DIRECTIONS FOR THIS TASK:
Count lines, not occurrences: report how many lines in the records hold the string "image", and nothing else.

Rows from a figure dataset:

★ ★ ★ ★ ★

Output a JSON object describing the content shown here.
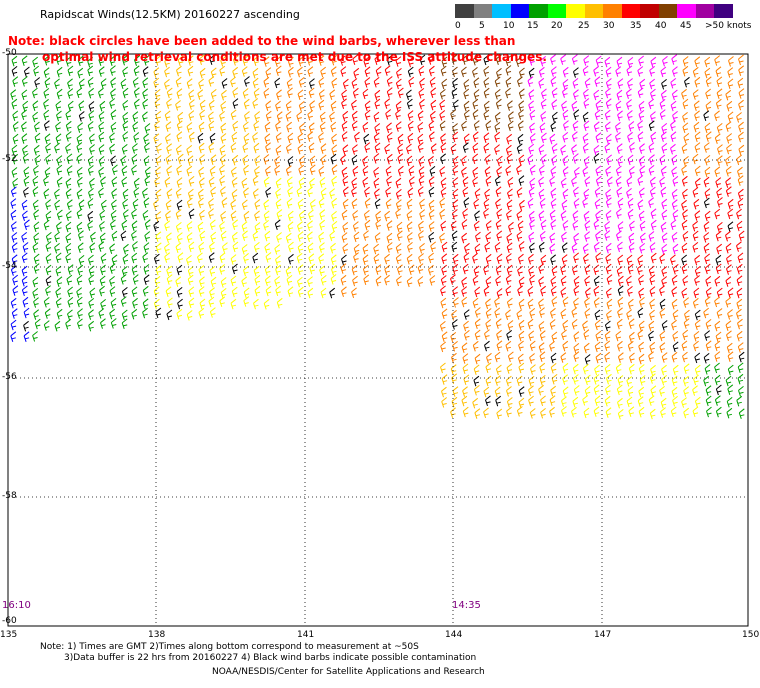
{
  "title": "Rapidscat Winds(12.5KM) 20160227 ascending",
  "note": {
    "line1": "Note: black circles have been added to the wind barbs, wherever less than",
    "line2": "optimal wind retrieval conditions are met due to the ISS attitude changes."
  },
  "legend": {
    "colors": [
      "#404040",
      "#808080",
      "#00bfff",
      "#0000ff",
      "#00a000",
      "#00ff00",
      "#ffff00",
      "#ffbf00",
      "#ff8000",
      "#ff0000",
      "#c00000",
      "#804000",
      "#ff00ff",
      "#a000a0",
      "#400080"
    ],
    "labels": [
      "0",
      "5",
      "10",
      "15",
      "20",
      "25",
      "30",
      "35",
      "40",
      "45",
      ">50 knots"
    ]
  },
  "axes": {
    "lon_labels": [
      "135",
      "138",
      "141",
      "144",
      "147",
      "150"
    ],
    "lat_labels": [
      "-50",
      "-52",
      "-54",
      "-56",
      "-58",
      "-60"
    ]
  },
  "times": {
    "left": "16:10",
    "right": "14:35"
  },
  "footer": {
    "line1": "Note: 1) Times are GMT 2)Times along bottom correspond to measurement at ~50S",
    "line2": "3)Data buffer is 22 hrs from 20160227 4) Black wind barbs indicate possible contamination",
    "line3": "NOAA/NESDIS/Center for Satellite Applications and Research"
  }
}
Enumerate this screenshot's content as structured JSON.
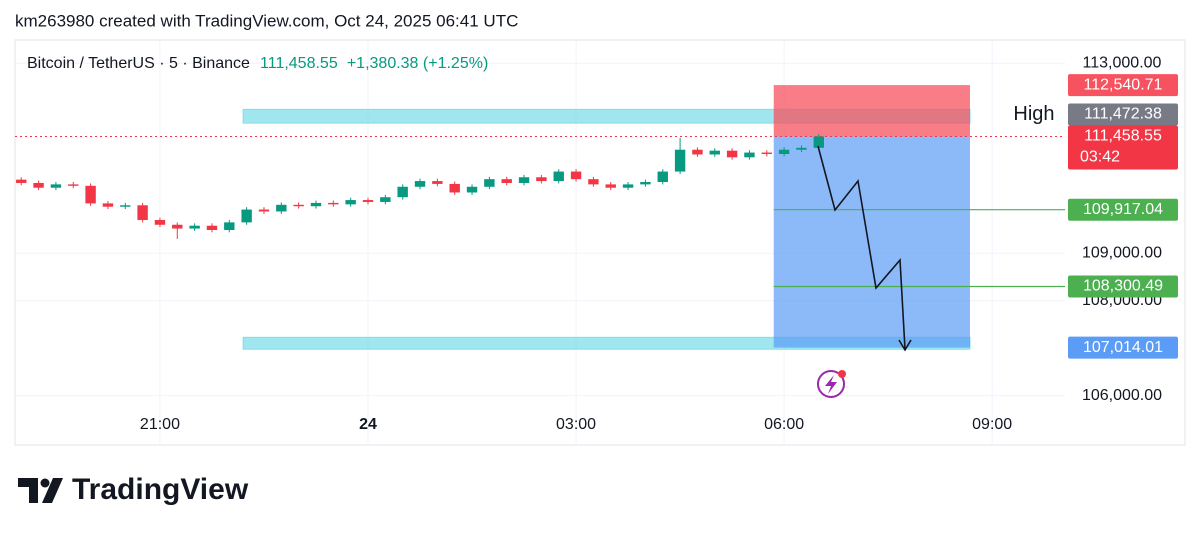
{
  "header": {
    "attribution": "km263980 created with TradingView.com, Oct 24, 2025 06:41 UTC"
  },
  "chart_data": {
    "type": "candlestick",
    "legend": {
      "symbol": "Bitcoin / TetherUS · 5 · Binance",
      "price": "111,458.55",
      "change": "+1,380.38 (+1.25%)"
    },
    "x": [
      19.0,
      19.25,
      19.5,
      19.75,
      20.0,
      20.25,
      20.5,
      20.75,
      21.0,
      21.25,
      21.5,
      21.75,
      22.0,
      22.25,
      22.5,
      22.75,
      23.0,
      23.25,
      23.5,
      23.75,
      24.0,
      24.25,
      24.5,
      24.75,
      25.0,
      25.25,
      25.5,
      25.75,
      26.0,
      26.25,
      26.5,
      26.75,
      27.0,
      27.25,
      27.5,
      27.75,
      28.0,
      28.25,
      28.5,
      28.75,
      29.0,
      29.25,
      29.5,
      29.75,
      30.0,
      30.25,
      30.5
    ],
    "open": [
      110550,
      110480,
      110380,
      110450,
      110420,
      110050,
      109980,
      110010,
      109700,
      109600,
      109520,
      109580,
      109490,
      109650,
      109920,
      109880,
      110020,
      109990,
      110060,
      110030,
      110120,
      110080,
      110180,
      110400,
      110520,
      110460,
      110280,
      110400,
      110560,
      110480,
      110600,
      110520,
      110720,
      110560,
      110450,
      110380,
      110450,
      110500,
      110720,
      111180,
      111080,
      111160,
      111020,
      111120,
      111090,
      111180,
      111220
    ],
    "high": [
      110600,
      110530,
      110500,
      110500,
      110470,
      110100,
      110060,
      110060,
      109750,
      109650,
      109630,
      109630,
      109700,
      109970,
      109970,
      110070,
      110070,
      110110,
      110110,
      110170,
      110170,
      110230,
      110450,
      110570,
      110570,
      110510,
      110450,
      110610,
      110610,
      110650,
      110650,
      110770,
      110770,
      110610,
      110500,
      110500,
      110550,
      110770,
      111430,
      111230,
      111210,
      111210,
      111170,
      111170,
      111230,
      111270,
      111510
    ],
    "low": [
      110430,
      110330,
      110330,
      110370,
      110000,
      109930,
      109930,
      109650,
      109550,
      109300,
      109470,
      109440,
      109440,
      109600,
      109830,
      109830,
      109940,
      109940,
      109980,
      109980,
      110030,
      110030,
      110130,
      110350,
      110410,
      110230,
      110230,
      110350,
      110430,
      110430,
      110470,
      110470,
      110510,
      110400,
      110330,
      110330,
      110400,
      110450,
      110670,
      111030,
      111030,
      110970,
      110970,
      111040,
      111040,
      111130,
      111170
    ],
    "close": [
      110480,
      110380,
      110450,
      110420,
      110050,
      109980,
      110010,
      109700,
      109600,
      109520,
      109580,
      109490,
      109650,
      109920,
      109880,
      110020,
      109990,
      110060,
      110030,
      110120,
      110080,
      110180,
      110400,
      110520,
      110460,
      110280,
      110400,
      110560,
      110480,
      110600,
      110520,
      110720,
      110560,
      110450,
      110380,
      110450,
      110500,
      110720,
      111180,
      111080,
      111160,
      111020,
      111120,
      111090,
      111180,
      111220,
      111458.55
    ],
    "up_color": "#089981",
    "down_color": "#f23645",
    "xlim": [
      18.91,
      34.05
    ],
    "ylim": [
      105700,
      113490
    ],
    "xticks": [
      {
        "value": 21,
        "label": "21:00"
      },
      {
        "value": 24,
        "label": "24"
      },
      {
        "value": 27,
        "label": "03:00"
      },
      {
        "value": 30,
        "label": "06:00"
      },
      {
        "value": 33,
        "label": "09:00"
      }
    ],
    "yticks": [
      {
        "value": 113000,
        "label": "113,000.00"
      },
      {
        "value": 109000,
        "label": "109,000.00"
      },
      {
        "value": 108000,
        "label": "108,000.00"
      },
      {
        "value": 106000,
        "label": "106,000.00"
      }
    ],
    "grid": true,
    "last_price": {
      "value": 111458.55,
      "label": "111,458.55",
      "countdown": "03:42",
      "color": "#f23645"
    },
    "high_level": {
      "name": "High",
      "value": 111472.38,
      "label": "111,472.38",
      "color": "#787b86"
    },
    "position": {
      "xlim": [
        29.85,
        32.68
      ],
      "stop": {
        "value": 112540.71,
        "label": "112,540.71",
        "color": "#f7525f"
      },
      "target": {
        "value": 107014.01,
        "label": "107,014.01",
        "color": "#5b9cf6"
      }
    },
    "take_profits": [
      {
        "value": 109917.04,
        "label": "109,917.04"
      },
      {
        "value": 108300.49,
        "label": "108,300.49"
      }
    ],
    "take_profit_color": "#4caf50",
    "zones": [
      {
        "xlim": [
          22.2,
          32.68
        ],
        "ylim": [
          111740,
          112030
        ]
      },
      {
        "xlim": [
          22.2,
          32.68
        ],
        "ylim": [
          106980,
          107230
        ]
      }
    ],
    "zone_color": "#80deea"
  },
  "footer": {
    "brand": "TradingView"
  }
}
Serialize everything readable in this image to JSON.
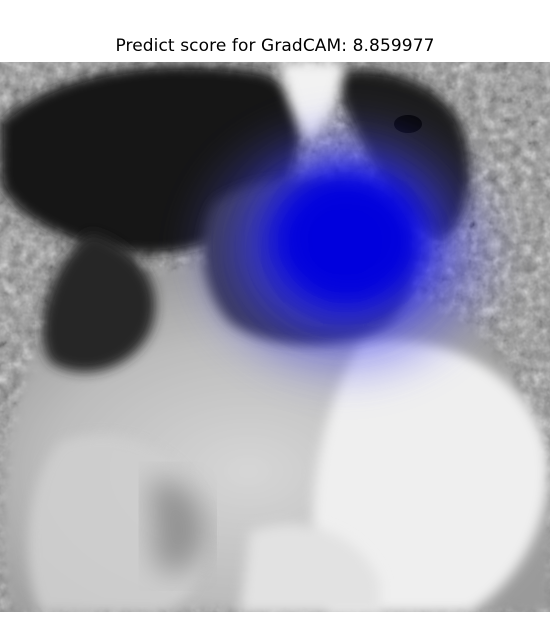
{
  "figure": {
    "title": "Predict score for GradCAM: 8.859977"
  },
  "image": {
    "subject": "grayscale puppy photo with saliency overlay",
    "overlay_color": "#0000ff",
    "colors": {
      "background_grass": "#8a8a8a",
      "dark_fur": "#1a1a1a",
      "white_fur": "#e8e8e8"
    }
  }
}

★ ★ ★ ★ ★

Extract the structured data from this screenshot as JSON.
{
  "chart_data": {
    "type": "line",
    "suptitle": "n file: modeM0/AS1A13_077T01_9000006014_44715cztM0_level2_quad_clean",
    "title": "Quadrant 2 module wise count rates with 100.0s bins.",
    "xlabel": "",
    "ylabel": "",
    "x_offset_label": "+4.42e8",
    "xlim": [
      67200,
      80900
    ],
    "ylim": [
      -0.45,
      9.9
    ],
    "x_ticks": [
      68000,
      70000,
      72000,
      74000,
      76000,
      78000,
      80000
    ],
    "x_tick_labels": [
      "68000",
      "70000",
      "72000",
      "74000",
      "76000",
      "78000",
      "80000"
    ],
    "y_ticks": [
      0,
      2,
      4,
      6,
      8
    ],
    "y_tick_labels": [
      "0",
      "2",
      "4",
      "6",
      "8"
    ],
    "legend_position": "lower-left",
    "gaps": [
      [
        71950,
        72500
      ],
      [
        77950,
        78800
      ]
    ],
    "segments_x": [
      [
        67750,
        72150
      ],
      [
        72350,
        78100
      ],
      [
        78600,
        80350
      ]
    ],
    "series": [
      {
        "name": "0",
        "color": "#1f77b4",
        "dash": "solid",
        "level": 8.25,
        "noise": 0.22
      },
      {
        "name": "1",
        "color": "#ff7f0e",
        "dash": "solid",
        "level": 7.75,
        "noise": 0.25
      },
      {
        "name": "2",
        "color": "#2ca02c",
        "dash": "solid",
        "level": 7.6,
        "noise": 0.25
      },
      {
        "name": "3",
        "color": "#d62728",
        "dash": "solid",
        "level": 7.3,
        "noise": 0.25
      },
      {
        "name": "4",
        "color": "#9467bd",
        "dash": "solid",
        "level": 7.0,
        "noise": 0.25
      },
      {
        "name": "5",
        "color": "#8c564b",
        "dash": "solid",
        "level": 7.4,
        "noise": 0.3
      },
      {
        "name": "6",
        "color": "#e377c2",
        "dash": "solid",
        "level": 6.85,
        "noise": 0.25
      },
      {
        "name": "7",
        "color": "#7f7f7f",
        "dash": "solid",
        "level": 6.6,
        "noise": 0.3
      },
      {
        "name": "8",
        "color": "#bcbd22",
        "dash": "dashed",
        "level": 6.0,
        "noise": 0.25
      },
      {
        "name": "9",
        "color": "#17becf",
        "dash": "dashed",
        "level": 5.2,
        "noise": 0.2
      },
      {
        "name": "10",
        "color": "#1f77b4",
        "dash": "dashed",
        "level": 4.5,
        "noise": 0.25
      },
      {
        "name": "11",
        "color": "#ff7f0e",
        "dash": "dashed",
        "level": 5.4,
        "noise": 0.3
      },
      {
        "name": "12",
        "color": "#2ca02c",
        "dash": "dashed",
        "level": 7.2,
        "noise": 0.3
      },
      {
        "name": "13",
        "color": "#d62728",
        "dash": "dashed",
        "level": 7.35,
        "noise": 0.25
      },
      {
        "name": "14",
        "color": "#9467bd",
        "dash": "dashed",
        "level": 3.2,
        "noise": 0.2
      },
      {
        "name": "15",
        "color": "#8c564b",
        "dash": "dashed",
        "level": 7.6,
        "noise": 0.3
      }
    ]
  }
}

★ ★ ★ ★ ★

FINISHED ANSWER:
2